_INSTRUCTIONS TO FOLLOW_
Copy out all lines in the data below containing the string "Кадастровый".

start ENTRIES

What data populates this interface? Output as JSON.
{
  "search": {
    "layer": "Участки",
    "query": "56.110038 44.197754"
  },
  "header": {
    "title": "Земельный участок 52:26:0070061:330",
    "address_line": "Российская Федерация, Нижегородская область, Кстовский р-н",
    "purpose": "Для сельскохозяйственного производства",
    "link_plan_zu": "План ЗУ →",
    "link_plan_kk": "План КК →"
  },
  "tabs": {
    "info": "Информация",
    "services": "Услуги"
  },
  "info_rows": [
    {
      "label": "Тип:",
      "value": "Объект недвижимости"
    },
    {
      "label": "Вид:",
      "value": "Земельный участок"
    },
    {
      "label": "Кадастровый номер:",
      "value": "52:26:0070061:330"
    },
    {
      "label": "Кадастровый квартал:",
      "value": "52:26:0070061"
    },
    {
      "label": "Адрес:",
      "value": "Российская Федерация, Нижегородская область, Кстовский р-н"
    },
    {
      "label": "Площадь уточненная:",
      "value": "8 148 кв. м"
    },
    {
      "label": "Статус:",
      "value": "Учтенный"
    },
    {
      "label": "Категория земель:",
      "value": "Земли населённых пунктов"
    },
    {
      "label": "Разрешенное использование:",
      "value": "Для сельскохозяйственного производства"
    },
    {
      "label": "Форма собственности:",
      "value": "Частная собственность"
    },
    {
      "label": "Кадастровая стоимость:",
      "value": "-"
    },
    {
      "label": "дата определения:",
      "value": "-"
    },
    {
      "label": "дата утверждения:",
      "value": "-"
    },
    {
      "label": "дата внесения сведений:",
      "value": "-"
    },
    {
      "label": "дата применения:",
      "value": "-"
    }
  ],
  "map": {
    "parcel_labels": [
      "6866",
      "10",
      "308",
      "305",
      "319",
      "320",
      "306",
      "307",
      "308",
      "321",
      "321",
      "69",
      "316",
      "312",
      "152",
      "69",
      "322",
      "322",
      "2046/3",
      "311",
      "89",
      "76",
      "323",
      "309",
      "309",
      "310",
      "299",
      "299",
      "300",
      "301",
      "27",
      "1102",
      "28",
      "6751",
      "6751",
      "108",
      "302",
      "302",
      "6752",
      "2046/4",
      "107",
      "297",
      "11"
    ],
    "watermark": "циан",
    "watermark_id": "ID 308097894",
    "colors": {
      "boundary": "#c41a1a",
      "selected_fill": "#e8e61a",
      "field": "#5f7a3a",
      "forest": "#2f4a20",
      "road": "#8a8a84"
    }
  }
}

end ENTRIES

_RESPONSE TO THIS TASK_
      "label": "Кадастровый номер:",
      "label": "Кадастровый квартал:",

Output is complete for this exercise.